Task goal:
Can the data below be echoed back word for word?

** START OF Data for processing **

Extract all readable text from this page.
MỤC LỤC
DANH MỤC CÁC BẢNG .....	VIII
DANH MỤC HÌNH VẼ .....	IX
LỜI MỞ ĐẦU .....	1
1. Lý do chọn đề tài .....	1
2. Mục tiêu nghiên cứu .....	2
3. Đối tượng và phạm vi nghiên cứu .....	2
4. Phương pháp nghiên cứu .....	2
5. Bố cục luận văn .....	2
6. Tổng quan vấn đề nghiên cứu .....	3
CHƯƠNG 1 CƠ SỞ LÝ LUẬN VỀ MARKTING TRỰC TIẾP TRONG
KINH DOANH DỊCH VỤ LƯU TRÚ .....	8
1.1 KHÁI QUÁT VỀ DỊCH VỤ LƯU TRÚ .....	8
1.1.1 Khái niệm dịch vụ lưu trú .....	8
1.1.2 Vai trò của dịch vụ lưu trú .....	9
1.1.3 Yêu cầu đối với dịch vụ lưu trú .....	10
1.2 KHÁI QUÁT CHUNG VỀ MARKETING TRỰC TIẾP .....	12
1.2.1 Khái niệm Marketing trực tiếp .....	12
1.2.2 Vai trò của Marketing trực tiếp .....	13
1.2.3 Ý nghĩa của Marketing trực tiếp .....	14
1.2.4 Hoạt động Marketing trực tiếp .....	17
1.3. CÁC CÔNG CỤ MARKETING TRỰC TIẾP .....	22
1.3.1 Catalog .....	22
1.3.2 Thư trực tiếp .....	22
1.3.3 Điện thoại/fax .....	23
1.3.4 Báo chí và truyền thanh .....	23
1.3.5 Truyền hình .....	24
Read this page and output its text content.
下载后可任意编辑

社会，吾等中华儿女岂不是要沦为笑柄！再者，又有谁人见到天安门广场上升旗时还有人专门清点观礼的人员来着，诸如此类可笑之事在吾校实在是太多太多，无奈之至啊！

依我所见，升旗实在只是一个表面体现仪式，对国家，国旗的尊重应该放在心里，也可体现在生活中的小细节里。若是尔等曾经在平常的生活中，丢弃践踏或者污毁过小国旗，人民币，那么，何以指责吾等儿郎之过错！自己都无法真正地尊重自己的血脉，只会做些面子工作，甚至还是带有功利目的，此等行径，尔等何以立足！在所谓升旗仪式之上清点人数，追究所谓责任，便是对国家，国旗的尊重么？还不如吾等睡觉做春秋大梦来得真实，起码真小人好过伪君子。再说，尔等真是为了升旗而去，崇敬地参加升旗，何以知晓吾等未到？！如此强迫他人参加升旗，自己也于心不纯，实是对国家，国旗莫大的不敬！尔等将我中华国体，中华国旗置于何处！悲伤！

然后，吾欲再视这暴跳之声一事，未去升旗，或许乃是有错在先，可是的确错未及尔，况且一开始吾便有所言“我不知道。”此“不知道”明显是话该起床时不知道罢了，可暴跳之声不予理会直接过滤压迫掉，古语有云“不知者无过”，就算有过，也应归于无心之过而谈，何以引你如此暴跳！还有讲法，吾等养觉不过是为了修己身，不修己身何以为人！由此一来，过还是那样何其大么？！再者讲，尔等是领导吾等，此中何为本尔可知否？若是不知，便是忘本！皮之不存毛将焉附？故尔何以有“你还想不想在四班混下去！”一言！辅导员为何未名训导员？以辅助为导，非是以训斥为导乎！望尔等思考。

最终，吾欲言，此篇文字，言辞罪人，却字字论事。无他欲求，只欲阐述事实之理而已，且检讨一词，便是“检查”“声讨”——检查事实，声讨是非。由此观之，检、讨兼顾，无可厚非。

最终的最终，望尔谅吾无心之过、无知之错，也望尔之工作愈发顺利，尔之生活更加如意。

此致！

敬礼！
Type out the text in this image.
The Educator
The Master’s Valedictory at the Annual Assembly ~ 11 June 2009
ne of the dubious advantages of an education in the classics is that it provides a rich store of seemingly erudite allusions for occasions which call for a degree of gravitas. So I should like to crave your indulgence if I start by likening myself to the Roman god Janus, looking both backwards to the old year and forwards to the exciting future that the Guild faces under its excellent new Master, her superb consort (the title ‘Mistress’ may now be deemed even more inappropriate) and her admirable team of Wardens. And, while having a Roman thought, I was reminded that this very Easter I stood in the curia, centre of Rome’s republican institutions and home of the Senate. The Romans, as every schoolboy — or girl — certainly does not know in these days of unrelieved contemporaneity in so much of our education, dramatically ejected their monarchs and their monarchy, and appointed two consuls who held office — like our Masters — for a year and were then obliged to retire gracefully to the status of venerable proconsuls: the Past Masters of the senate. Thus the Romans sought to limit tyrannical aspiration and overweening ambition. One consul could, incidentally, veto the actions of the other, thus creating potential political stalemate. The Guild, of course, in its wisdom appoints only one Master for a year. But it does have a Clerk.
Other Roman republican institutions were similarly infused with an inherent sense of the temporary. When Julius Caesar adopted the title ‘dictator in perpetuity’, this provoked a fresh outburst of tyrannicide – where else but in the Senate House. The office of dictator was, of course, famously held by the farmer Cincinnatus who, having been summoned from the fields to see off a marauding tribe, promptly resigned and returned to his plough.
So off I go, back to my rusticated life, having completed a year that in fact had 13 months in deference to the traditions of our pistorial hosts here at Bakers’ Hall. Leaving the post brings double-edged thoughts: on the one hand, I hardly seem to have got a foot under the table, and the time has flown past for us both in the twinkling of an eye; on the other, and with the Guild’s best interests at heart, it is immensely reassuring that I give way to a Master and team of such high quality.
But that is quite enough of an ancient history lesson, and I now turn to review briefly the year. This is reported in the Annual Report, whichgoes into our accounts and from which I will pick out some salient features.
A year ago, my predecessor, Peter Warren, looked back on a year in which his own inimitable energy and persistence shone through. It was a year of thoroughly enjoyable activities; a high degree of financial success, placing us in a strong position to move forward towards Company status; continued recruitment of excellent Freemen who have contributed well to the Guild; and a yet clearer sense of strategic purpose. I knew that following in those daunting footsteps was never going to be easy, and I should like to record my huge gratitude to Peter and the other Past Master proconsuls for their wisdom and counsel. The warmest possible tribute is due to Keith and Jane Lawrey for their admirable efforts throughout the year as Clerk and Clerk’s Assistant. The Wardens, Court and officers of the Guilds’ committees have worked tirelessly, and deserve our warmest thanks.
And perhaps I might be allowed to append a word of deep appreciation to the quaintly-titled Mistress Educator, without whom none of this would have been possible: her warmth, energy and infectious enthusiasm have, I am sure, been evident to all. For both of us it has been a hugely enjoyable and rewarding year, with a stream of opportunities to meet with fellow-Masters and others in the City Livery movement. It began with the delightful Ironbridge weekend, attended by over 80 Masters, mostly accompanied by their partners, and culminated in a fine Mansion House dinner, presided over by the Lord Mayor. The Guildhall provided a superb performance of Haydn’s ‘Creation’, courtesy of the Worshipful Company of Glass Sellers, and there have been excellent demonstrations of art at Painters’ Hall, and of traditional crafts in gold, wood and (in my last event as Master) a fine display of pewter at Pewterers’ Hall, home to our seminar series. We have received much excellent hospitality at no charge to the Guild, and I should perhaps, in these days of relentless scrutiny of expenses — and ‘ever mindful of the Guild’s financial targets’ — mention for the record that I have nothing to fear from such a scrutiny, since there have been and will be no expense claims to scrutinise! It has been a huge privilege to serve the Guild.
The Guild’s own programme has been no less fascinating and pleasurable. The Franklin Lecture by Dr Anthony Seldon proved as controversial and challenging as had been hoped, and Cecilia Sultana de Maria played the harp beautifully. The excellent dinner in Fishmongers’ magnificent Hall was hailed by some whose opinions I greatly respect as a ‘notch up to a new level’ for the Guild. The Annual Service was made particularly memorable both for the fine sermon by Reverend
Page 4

** END OF Data for processing **

Task output:
Extract all readable text from this page.
MỤC LỤC
DANH MỤC CÁC BẢNG .....	VIII
DANH MỤC HÌNH VẼ .....	IX
LỜI MỞ ĐẦU .....	1
1. Lý do chọn đề tài .....	1
2. Mục tiêu nghiên cứu .....	2
3. Đối tượng và phạm vi nghiên cứu .....	2
4. Phương pháp nghiên cứu .....	2
5. Bố cục luận văn .....	2
6. Tổng quan vấn đề nghiên cứu .....	3
CHƯƠNG 1 CƠ SỞ LÝ LUẬN VỀ MARKTING TRỰC TIẾP TRONG
KINH DOANH DỊCH VỤ LƯU TRÚ .....	8
1.1 KHÁI QUÁT VỀ DỊCH VỤ LƯU TRÚ .....	8
1.1.1 Khái niệm dịch vụ lưu trú .....	8
1.1.2 Vai trò của dịch vụ lưu trú .....	9
1.1.3 Yêu cầu đối với dịch vụ lưu trú .....	10
1.2 KHÁI QUÁT CHUNG VỀ MARKETING TRỰC TIẾP .....	12
1.2.1 Khái niệm Marketing trực tiếp .....	12
1.2.2 Vai trò của Marketing trực tiếp .....	13
1.2.3 Ý nghĩa của Marketing trực tiếp .....	14
1.2.4 Hoạt động Marketing trực tiếp .....	17
1.3. CÁC CÔNG CỤ MARKETING TRỰC TIẾP .....	22
1.3.1 Catalog .....	22
1.3.2 Thư trực tiếp .....	22
1.3.3 Điện thoại/fax .....	23
1.3.4 Báo chí và truyền thanh .....	23
1.3.5 Truyền hình .....	24
Read this page and output its text content.
下载后可任意编辑

社会，吾等中华儿女岂不是要沦为笑柄！再者，又有谁人见到天安门广场上升旗时还有人专门清点观礼的人员来着，诸如此类可笑之事在吾校实在是太多太多，无奈之至啊！

依我所见，升旗实在只是一个表面体现仪式，对国家，国旗的尊重应该放在心里，也可体现在生活中的小细节里。若是尔等曾经在平常的生活中，丢弃践踏或者污毁过小国旗，人民币，那么，何以指责吾等儿郎之过错！自己都无法真正地尊重自己的血脉，只会做些面子工作，甚至还是带有功利目的，此等行径，尔等何以立足！在所谓升旗仪式之上清点人数，追究所谓责任，便是对国家，国旗的尊重么？还不如吾等睡觉做春秋大梦来得真实，起码真小人好过伪君子。再说，尔等真是为了升旗而去，崇敬地参加升旗，何以知晓吾等未到？！如此强迫他人参加升旗，自己也于心不纯，实是对国家，国旗莫大的不敬！尔等将我中华国体，中华国旗置于何处！悲伤！

然后，吾欲再视这暴跳之声一事，未去升旗，或许乃是有错在先，可是的确错未及尔，况且一开始吾便有所言“我不知道。”此“不知道”明显是话该起床时不知道罢了，可暴跳之声不予理会直接过滤压迫掉，古语有云“不知者无过”，就算有过，也应归于无心之过而谈，何以引你如此暴跳！还有讲法，吾等养觉不过是为了修己身，不修己身何以为人！由此一来，过还是那样何其大么？！再者讲，尔等是领导吾等，此中何为本尔可知否？若是不知，便是忘本！皮之不存毛将焉附？故尔何以有“你还想不想在四班混下去！”一言！辅导员为何未名训导员？以辅助为导，非是以训斥为导乎！望尔等思考。

最终，吾欲言，此篇文字，言辞罪人，却字字论事。无他欲求，只欲阐述事实之理而已，且检讨一词，便是“检查”“声讨”——检查事实，声讨是非。由此观之，检、讨兼顾，无可厚非。

最终的最终，望尔谅吾无心之过、无知之错，也望尔之工作愈发顺利，尔之生活更加如意。

此致！

敬礼！
Type out the text in this image.
The Educator
The Master’s Valedictory at the Annual Assembly ~ 11 June 2009
ne of the dubious advantages of an education in the classics is that it provides a rich store of seemingly erudite allusions for occasions which call for a degree of gravitas. So I should like to crave your indulgence if I start by likening myself to the Roman god Janus, looking both backwards to the old year and forwards to the exciting future that the Guild faces under its excellent new Master, her superb consort (the title ‘Mistress’ may now be deemed even more inappropriate) and her admirable team of Wardens. And, while having a Roman thought, I was reminded that this very Easter I stood in the curia, centre of Rome’s republican institutions and home of the Senate. The Romans, as every schoolboy — or girl — certainly does not know in these days of unrelieved contemporaneity in so much of our education, dramatically ejected their monarchs and their monarchy, and appointed two consuls who held office — like our Masters — for a year and were then obliged to retire gracefully to the status of venerable proconsuls: the Past Masters of the senate. Thus the Romans sought to limit tyrannical aspiration and overweening ambition. One consul could, incidentally, veto the actions of the other, thus creating potential political stalemate. The Guild, of course, in its wisdom appoints only one Master for a year. But it does have a Clerk.
Other Roman republican institutions were similarly infused with an inherent sense of the temporary. When Julius Caesar adopted the title ‘dictator in perpetuity’, this provoked a fresh outburst of tyrannicide – where else but in the Senate House. The office of dictator was, of course, famously held by the farmer Cincinnatus who, having been summoned from the fields to see off a marauding tribe, promptly resigned and returned to his plough.
So off I go, back to my rusticated life, having completed a year that in fact had 13 months in deference to the traditions of our pistorial hosts here at Bakers’ Hall. Leaving the post brings double-edged thoughts: on the one hand, I hardly seem to have got a foot under the table, and the time has flown past for us both in the twinkling of an eye; on the other, and with the Guild’s best interests at heart, it is immensely reassuring that I give way to a Master and team of such high quality.
But that is quite enough of an ancient history lesson, and I now turn to review briefly the year. This is reported in the Annual Report, whichgoes into our accounts and from which I will pick out some salient features.
A year ago, my predecessor, Peter Warren, looked back on a year in which his own inimitable energy and persistence shone through. It was a year of thoroughly enjoyable activities; a high degree of financial success, placing us in a strong position to move forward towards Company status; continued recruitment of excellent Freemen who have contributed well to the Guild; and a yet clearer sense of strategic purpose. I knew that following in those daunting footsteps was never going to be easy, and I should like to record my huge gratitude to Peter and the other Past Master proconsuls for their wisdom and counsel. The warmest possible tribute is due to Keith and Jane Lawrey for their admirable efforts throughout the year as Clerk and Clerk’s Assistant. The Wardens, Court and officers of the Guilds’ committees have worked tirelessly, and deserve our warmest thanks.
And perhaps I might be allowed to append a word of deep appreciation to the quaintly-titled Mistress Educator, without whom none of this would have been possible: her warmth, energy and infectious enthusiasm have, I am sure, been evident to all. For both of us it has been a hugely enjoyable and rewarding year, with a stream of opportunities to meet with fellow-Masters and others in the City Livery movement. It began with the delightful Ironbridge weekend, attended by over 80 Masters, mostly accompanied by their partners, and culminated in a fine Mansion House dinner, presided over by the Lord Mayor. The Guildhall provided a superb performance of Haydn’s ‘Creation’, courtesy of the Worshipful Company of Glass Sellers, and there have been excellent demonstrations of art at Painters’ Hall, and of traditional crafts in gold, wood and (in my last event as Master) a fine display of pewter at Pewterers’ Hall, home to our seminar series. We have received much excellent hospitality at no charge to the Guild, and I should perhaps, in these days of relentless scrutiny of expenses — and ‘ever mindful of the Guild’s financial targets’ — mention for the record that I have nothing to fear from such a scrutiny, since there have been and will be no expense claims to scrutinise! It has been a huge privilege to serve the Guild.
The Guild’s own programme has been no less fascinating and pleasurable. The Franklin Lecture by Dr Anthony Seldon proved as controversial and challenging as had been hoped, and Cecilia Sultana de Maria played the harp beautifully. The excellent dinner in Fishmongers’ magnificent Hall was hailed by some whose opinions I greatly respect as a ‘notch up to a new level’ for the Guild. The Annual Service was made particularly memorable both for the fine sermon by Reverend
Page 4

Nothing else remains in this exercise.